● PROBLEM DETAILS
Filter these entries so that only lines with the word "seed" remain.

* * *

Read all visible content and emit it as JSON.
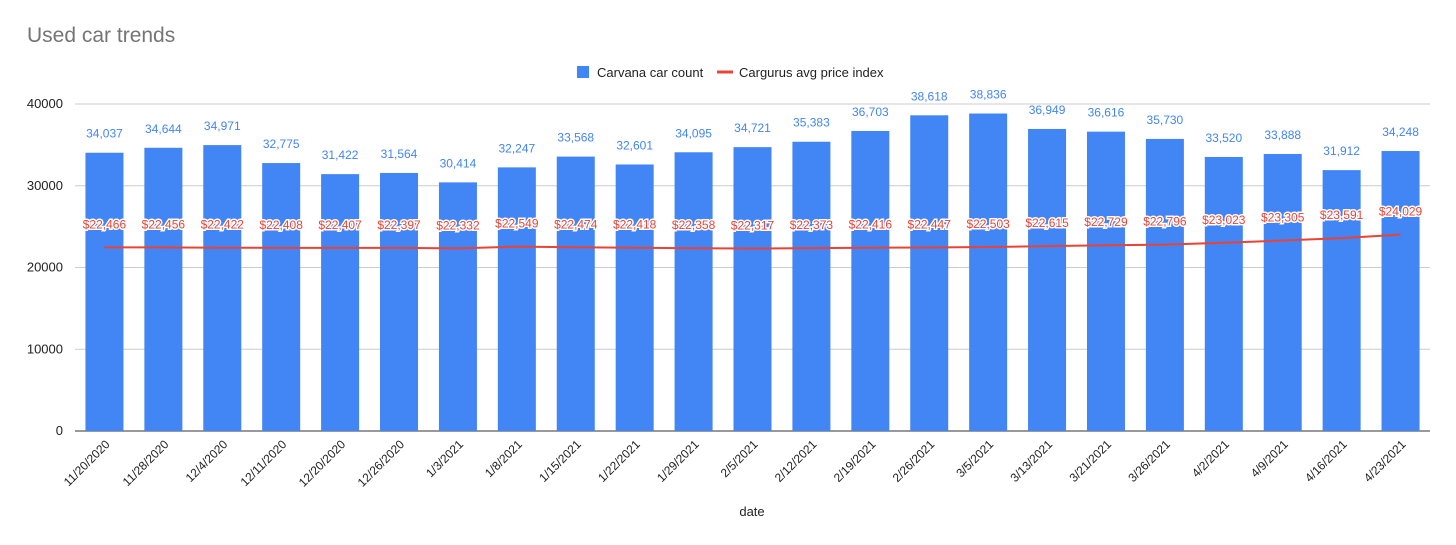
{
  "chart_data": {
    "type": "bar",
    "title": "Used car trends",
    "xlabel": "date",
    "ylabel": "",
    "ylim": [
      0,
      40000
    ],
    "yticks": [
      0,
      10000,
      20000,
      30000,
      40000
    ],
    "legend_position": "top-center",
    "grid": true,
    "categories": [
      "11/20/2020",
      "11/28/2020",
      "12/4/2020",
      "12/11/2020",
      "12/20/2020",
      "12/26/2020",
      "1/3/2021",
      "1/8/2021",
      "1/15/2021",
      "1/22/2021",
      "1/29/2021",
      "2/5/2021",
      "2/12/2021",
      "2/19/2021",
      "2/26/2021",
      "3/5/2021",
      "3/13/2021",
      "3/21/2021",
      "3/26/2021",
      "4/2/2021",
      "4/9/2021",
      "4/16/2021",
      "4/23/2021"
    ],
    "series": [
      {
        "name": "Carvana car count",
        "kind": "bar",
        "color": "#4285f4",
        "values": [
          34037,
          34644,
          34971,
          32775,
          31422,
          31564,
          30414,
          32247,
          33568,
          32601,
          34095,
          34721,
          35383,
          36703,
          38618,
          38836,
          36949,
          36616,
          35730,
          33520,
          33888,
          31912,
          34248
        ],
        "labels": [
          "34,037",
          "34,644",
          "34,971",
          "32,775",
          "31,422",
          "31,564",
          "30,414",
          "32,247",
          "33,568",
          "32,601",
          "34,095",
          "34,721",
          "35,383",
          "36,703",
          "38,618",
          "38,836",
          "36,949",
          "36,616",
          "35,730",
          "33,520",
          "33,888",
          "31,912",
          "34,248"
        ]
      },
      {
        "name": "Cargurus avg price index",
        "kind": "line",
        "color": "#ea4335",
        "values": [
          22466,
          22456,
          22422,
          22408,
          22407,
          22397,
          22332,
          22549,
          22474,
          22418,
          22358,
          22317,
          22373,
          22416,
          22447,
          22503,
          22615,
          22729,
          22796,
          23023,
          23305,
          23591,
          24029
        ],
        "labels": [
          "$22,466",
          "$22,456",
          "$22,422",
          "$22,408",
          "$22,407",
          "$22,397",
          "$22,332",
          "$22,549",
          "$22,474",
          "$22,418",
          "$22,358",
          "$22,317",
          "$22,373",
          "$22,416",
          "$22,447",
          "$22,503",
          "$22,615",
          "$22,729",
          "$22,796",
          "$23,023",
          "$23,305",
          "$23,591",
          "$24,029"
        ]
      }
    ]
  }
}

* * *

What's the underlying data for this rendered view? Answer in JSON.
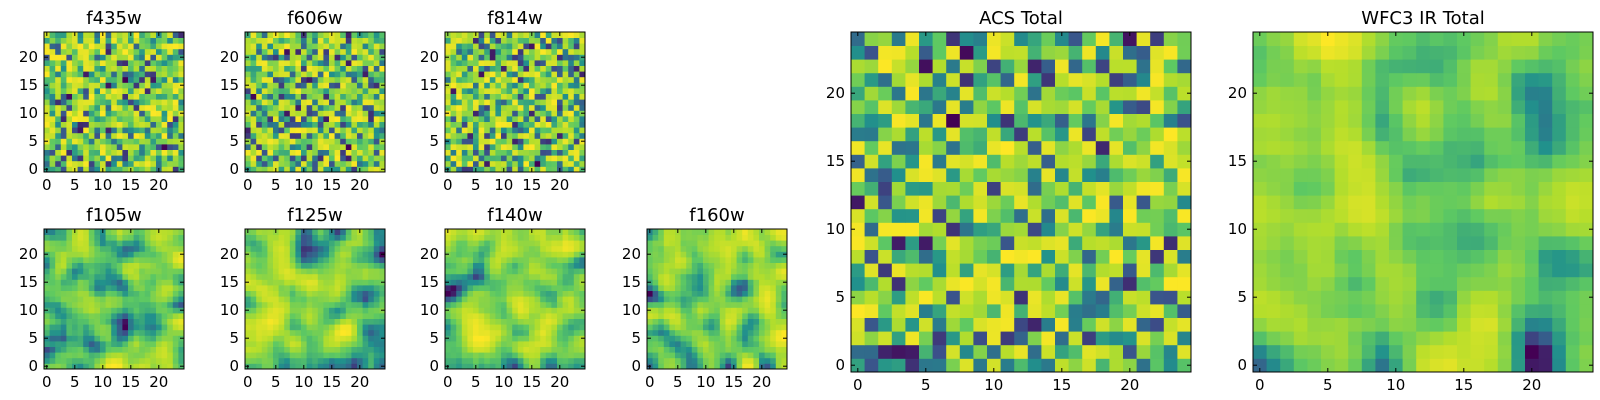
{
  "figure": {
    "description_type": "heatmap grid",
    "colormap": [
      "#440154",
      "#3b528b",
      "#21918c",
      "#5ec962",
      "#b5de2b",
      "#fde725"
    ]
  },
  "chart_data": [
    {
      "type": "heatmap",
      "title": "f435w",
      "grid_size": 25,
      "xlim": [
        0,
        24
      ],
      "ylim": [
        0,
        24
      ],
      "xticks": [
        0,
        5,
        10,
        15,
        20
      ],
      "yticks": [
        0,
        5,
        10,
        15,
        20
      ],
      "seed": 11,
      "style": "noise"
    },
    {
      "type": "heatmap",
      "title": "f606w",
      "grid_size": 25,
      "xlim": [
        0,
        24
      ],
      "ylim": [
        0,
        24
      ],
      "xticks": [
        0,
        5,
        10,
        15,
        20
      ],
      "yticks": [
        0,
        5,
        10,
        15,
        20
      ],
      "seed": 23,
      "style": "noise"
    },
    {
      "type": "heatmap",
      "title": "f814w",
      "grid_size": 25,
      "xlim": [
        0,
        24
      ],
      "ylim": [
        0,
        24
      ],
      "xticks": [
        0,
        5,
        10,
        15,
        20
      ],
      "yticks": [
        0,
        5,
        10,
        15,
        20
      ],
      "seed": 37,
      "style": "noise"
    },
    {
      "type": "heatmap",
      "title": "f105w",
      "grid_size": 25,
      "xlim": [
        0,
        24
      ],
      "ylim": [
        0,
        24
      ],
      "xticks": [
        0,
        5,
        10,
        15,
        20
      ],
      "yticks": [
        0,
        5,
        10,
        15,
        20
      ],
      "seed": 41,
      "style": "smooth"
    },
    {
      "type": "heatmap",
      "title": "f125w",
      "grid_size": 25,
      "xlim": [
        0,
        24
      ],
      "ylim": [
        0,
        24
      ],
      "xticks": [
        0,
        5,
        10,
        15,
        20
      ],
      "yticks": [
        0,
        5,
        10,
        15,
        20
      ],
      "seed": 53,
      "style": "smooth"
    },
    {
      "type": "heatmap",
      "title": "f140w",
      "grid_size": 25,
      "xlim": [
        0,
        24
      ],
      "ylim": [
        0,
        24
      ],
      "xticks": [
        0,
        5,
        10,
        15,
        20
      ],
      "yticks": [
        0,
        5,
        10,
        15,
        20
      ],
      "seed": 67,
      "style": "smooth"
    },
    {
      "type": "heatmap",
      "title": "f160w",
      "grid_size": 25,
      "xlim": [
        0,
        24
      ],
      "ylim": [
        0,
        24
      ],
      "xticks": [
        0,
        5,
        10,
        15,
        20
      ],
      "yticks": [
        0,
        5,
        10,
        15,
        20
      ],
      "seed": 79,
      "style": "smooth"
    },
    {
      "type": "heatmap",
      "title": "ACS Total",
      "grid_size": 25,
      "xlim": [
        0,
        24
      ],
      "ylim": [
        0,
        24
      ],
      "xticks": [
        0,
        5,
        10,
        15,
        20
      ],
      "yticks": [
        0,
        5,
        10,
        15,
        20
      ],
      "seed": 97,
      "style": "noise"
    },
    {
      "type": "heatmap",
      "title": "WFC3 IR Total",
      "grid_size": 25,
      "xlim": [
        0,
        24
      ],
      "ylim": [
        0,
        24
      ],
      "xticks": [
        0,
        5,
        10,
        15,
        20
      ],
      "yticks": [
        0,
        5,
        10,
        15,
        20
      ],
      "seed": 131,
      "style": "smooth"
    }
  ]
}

* * *

● EXERCISE ANSWER
      "seed": 11,
      "seed": 23,
      "seed": 37,
      "seed": 41,
      "seed": 53,
      "seed": 67,
      "seed": 79,
      "seed": 97,
      "seed": 131,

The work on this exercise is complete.